#### [EXERCISE]
Quote each record exactly, please, leaving none out.

#### [PROVIDED MATERIAL]

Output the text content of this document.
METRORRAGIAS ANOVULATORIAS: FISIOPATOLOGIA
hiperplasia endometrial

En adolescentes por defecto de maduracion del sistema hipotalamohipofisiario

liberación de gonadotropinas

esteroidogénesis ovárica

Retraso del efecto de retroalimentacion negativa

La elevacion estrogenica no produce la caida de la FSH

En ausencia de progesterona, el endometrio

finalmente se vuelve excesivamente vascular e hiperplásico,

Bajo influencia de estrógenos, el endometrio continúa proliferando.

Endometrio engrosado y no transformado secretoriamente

#### [TASK RESULT]
Output the text content of this document.
METRORRAGIAS ANOVULATORIAS: FISIOPATOLOGIA
hiperplasia endometrial

En adolescentes por defecto de maduracion del sistema hipotalamohipofisiario

liberación de gonadotropinas

esteroidogénesis ovárica

Retraso del efecto de retroalimentacion negativa

La elevacion estrogenica no produce la caida de la FSH

En ausencia de progesterona, el endometrio

finalmente se vuelve excesivamente vascular e hiperplásico,

Bajo influencia de estrógenos, el endometrio continúa proliferando.

Endometrio engrosado y no transformado secretoriamente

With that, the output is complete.